(Records)
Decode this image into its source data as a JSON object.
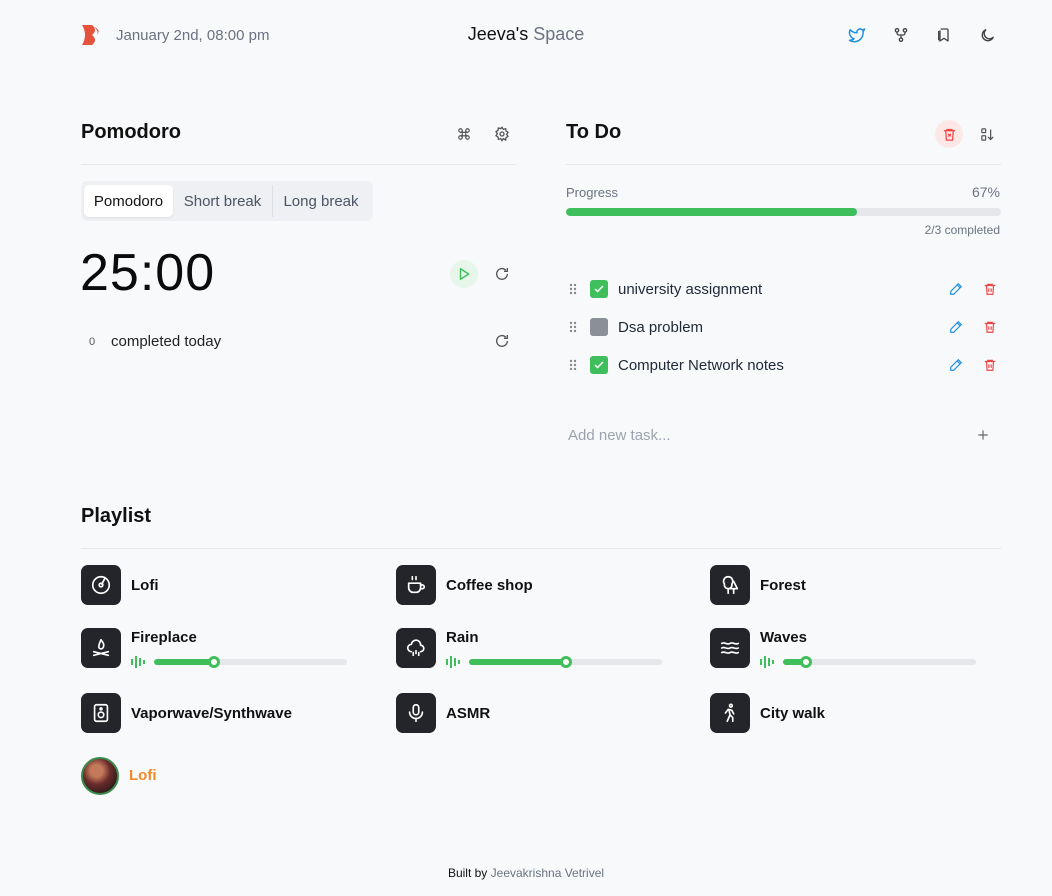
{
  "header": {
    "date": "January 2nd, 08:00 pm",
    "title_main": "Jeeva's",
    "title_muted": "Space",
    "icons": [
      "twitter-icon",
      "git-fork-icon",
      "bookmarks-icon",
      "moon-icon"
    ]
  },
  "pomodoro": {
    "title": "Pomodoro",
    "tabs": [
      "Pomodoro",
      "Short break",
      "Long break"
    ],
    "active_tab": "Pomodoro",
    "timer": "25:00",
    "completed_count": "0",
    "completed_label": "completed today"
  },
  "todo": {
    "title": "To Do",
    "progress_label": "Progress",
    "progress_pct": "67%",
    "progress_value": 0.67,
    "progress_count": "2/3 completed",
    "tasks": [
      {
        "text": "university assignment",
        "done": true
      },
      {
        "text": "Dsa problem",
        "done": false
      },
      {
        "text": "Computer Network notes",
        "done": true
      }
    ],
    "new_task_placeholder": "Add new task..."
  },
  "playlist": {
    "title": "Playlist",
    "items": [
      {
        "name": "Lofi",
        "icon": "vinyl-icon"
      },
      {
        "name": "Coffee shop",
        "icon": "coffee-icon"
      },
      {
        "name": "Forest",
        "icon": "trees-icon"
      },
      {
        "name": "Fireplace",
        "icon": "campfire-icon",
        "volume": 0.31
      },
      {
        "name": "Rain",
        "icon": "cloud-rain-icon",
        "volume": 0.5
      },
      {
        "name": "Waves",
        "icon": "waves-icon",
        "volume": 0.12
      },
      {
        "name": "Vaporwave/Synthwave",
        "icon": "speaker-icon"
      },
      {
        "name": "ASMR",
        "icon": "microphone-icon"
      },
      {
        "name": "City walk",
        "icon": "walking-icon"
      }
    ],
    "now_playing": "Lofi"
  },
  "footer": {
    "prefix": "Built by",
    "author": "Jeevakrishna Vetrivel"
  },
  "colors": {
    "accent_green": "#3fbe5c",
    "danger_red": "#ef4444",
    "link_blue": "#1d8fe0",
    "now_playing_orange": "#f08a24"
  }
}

• Stated task
Quote the entries in full. Any image among them is to be omitted from the copy.

• The response
Decode this image into its source data as a JSON object.
{
  "header": {
    "date": "January 2nd, 08:00 pm",
    "title_main": "Jeeva's",
    "title_muted": "Space",
    "icons": [
      "twitter-icon",
      "git-fork-icon",
      "bookmarks-icon",
      "moon-icon"
    ]
  },
  "pomodoro": {
    "title": "Pomodoro",
    "tabs": [
      "Pomodoro",
      "Short break",
      "Long break"
    ],
    "active_tab": "Pomodoro",
    "timer": "25:00",
    "completed_count": "0",
    "completed_label": "completed today"
  },
  "todo": {
    "title": "To Do",
    "progress_label": "Progress",
    "progress_pct": "67%",
    "progress_value": 0.67,
    "progress_count": "2/3 completed",
    "tasks": [
      {
        "text": "university assignment",
        "done": true
      },
      {
        "text": "Dsa problem",
        "done": false
      },
      {
        "text": "Computer Network notes",
        "done": true
      }
    ],
    "new_task_placeholder": "Add new task..."
  },
  "playlist": {
    "title": "Playlist",
    "items": [
      {
        "name": "Lofi",
        "icon": "vinyl-icon"
      },
      {
        "name": "Coffee shop",
        "icon": "coffee-icon"
      },
      {
        "name": "Forest",
        "icon": "trees-icon"
      },
      {
        "name": "Fireplace",
        "icon": "campfire-icon",
        "volume": 0.31
      },
      {
        "name": "Rain",
        "icon": "cloud-rain-icon",
        "volume": 0.5
      },
      {
        "name": "Waves",
        "icon": "waves-icon",
        "volume": 0.12
      },
      {
        "name": "Vaporwave/Synthwave",
        "icon": "speaker-icon"
      },
      {
        "name": "ASMR",
        "icon": "microphone-icon"
      },
      {
        "name": "City walk",
        "icon": "walking-icon"
      }
    ],
    "now_playing": "Lofi"
  },
  "footer": {
    "prefix": "Built by",
    "author": "Jeevakrishna Vetrivel"
  },
  "colors": {
    "accent_green": "#3fbe5c",
    "danger_red": "#ef4444",
    "link_blue": "#1d8fe0",
    "now_playing_orange": "#f08a24"
  }
}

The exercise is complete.